• WHAT YOU SHOULD DO: Copy out every line of the data exactly.

Stored data entries

════

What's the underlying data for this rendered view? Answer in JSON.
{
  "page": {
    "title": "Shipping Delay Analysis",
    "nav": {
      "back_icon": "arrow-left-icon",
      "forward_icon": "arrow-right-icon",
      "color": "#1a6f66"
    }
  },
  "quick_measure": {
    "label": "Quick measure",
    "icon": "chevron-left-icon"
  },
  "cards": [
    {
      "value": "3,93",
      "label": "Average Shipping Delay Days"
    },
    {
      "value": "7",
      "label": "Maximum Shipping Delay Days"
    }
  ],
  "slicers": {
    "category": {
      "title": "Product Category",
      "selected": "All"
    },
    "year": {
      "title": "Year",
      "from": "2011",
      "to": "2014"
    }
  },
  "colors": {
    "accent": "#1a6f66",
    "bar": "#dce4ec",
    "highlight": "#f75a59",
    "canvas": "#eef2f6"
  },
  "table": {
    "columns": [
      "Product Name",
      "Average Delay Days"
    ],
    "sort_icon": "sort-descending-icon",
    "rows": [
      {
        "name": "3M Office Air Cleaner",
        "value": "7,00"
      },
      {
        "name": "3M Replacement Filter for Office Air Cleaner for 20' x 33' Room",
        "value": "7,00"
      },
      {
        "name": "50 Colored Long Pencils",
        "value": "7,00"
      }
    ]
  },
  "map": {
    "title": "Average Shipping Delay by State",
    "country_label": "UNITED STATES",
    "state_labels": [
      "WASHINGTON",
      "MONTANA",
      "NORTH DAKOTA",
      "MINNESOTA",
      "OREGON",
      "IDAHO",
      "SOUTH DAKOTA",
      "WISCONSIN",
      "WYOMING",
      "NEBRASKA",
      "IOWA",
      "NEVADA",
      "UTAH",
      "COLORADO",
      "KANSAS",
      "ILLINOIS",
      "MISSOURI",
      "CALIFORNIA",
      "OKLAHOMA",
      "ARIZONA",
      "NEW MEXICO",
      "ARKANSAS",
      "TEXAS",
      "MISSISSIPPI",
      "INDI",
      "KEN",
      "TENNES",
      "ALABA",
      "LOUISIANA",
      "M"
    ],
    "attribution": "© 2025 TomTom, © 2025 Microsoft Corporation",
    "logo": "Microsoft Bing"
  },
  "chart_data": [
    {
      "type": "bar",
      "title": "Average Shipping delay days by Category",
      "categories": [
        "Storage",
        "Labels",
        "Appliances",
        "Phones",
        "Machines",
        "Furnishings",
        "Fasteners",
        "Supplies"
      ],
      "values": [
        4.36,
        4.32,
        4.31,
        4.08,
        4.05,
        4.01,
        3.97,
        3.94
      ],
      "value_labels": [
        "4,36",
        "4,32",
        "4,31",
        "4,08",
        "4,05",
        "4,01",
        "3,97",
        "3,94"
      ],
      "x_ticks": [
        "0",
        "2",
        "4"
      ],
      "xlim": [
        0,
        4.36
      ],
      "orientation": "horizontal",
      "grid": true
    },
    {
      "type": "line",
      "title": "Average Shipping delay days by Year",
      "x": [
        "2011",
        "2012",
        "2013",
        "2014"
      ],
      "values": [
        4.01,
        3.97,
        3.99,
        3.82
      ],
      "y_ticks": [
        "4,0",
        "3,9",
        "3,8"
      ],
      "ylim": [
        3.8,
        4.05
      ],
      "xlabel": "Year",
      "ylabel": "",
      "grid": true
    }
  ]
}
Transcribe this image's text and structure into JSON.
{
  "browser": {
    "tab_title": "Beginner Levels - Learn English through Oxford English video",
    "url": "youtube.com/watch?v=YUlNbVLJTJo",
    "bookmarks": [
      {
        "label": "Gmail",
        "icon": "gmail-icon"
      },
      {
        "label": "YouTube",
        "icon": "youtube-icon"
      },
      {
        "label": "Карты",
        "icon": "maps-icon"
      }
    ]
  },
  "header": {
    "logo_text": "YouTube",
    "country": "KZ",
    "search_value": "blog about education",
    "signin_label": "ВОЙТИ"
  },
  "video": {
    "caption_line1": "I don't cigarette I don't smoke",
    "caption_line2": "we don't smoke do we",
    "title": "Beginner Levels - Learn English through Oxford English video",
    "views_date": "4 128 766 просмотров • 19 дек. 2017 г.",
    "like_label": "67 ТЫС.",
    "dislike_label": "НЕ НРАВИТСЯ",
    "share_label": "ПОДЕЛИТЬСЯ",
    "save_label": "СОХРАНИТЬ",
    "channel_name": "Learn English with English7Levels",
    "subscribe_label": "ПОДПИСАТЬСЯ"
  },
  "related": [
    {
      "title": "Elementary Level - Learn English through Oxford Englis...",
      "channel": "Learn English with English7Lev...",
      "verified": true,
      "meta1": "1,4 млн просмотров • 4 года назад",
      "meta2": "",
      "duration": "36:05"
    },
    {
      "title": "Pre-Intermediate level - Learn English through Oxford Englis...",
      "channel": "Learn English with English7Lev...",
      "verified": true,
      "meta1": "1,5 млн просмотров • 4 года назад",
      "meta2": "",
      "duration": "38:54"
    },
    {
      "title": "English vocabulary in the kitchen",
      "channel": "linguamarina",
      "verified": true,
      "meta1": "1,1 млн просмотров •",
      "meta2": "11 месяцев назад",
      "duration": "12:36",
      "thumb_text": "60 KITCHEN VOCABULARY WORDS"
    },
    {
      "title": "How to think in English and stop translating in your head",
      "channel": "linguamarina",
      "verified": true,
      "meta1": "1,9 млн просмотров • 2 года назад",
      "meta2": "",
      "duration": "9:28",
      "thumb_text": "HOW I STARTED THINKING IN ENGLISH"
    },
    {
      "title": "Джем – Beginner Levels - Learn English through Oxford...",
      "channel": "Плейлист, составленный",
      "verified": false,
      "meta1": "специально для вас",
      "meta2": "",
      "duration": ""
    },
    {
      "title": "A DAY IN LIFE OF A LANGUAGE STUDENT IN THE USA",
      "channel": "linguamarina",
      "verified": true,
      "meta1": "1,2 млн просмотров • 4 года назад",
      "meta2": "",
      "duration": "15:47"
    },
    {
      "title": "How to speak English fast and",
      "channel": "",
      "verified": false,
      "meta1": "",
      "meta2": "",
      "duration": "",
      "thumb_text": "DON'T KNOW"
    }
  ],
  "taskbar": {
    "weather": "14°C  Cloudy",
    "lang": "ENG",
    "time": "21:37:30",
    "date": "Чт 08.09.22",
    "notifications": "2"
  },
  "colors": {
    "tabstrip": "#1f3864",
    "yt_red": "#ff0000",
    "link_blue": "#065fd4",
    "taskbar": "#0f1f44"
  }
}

════

• EXERCISE SOLUTION:
What's the underlying data for this rendered view? Answer in JSON.
{
  "page": {
    "title": "Shipping Delay Analysis",
    "nav": {
      "back_icon": "arrow-left-icon",
      "forward_icon": "arrow-right-icon",
      "color": "#1a6f66"
    }
  },
  "quick_measure": {
    "label": "Quick measure",
    "icon": "chevron-left-icon"
  },
  "cards": [
    {
      "value": "3,93",
      "label": "Average Shipping Delay Days"
    },
    {
      "value": "7",
      "label": "Maximum Shipping Delay Days"
    }
  ],
  "slicers": {
    "category": {
      "title": "Product Category",
      "selected": "All"
    },
    "year": {
      "title": "Year",
      "from": "2011",
      "to": "2014"
    }
  },
  "colors": {
    "accent": "#1a6f66",
    "bar": "#dce4ec",
    "highlight": "#f75a59",
    "canvas": "#eef2f6"
  },
  "table": {
    "columns": [
      "Product Name",
      "Average Delay Days"
    ],
    "sort_icon": "sort-descending-icon",
    "rows": [
      {
        "name": "3M Office Air Cleaner",
        "value": "7,00"
      },
      {
        "name": "3M Replacement Filter for Office Air Cleaner for 20' x 33' Room",
        "value": "7,00"
      },
      {
        "name": "50 Colored Long Pencils",
        "value": "7,00"
      }
    ]
  },
  "map": {
    "title": "Average Shipping Delay by State",
    "country_label": "UNITED STATES",
    "state_labels": [
      "WASHINGTON",
      "MONTANA",
      "NORTH DAKOTA",
      "MINNESOTA",
      "OREGON",
      "IDAHO",
      "SOUTH DAKOTA",
      "WISCONSIN",
      "WYOMING",
      "NEBRASKA",
      "IOWA",
      "NEVADA",
      "UTAH",
      "COLORADO",
      "KANSAS",
      "ILLINOIS",
      "MISSOURI",
      "CALIFORNIA",
      "OKLAHOMA",
      "ARIZONA",
      "NEW MEXICO",
      "ARKANSAS",
      "TEXAS",
      "MISSISSIPPI",
      "INDI",
      "KEN",
      "TENNES",
      "ALABA",
      "LOUISIANA",
      "M"
    ],
    "attribution": "© 2025 TomTom, © 2025 Microsoft Corporation",
    "logo": "Microsoft Bing"
  },
  "chart_data": [
    {
      "type": "bar",
      "title": "Average Shipping delay days by Category",
      "categories": [
        "Storage",
        "Labels",
        "Appliances",
        "Phones",
        "Machines",
        "Furnishings",
        "Fasteners",
        "Supplies"
      ],
      "values": [
        4.36,
        4.32,
        4.31,
        4.08,
        4.05,
        4.01,
        3.97,
        3.94
      ],
      "value_labels": [
        "4,36",
        "4,32",
        "4,31",
        "4,08",
        "4,05",
        "4,01",
        "3,97",
        "3,94"
      ],
      "x_ticks": [
        "0",
        "2",
        "4"
      ],
      "xlim": [
        0,
        4.36
      ],
      "orientation": "horizontal",
      "grid": true
    },
    {
      "type": "line",
      "title": "Average Shipping delay days by Year",
      "x": [
        "2011",
        "2012",
        "2013",
        "2014"
      ],
      "values": [
        4.01,
        3.97,
        3.99,
        3.82
      ],
      "y_ticks": [
        "4,0",
        "3,9",
        "3,8"
      ],
      "ylim": [
        3.8,
        4.05
      ],
      "xlabel": "Year",
      "ylabel": "",
      "grid": true
    }
  ]
}
Transcribe this image's text and structure into JSON.
{
  "browser": {
    "tab_title": "Beginner Levels - Learn English through Oxford English video",
    "url": "youtube.com/watch?v=YUlNbVLJTJo",
    "bookmarks": [
      {
        "label": "Gmail",
        "icon": "gmail-icon"
      },
      {
        "label": "YouTube",
        "icon": "youtube-icon"
      },
      {
        "label": "Карты",
        "icon": "maps-icon"
      }
    ]
  },
  "header": {
    "logo_text": "YouTube",
    "country": "KZ",
    "search_value": "blog about education",
    "signin_label": "ВОЙТИ"
  },
  "video": {
    "caption_line1": "I don't cigarette I don't smoke",
    "caption_line2": "we don't smoke do we",
    "title": "Beginner Levels - Learn English through Oxford English video",
    "views_date": "4 128 766 просмотров • 19 дек. 2017 г.",
    "like_label": "67 ТЫС.",
    "dislike_label": "НЕ НРАВИТСЯ",
    "share_label": "ПОДЕЛИТЬСЯ",
    "save_label": "СОХРАНИТЬ",
    "channel_name": "Learn English with English7Levels",
    "subscribe_label": "ПОДПИСАТЬСЯ"
  },
  "related": [
    {
      "title": "Elementary Level - Learn English through Oxford Englis...",
      "channel": "Learn English with English7Lev...",
      "verified": true,
      "meta1": "1,4 млн просмотров • 4 года назад",
      "meta2": "",
      "duration": "36:05"
    },
    {
      "title": "Pre-Intermediate level - Learn English through Oxford Englis...",
      "channel": "Learn English with English7Lev...",
      "verified": true,
      "meta1": "1,5 млн просмотров • 4 года назад",
      "meta2": "",
      "duration": "38:54"
    },
    {
      "title": "English vocabulary in the kitchen",
      "channel": "linguamarina",
      "verified": true,
      "meta1": "1,1 млн просмотров •",
      "meta2": "11 месяцев назад",
      "duration": "12:36",
      "thumb_text": "60 KITCHEN VOCABULARY WORDS"
    },
    {
      "title": "How to think in English and stop translating in your head",
      "channel": "linguamarina",
      "verified": true,
      "meta1": "1,9 млн просмотров • 2 года назад",
      "meta2": "",
      "duration": "9:28",
      "thumb_text": "HOW I STARTED THINKING IN ENGLISH"
    },
    {
      "title": "Джем – Beginner Levels - Learn English through Oxford...",
      "channel": "Плейлист, составленный",
      "verified": false,
      "meta1": "специально для вас",
      "meta2": "",
      "duration": ""
    },
    {
      "title": "A DAY IN LIFE OF A LANGUAGE STUDENT IN THE USA",
      "channel": "linguamarina",
      "verified": true,
      "meta1": "1,2 млн просмотров • 4 года назад",
      "meta2": "",
      "duration": "15:47"
    },
    {
      "title": "How to speak English fast and",
      "channel": "",
      "verified": false,
      "meta1": "",
      "meta2": "",
      "duration": "",
      "thumb_text": "DON'T KNOW"
    }
  ],
  "taskbar": {
    "weather": "14°C  Cloudy",
    "lang": "ENG",
    "time": "21:37:30",
    "date": "Чт 08.09.22",
    "notifications": "2"
  },
  "colors": {
    "tabstrip": "#1f3864",
    "yt_red": "#ff0000",
    "link_blue": "#065fd4",
    "taskbar": "#0f1f44"
  }
}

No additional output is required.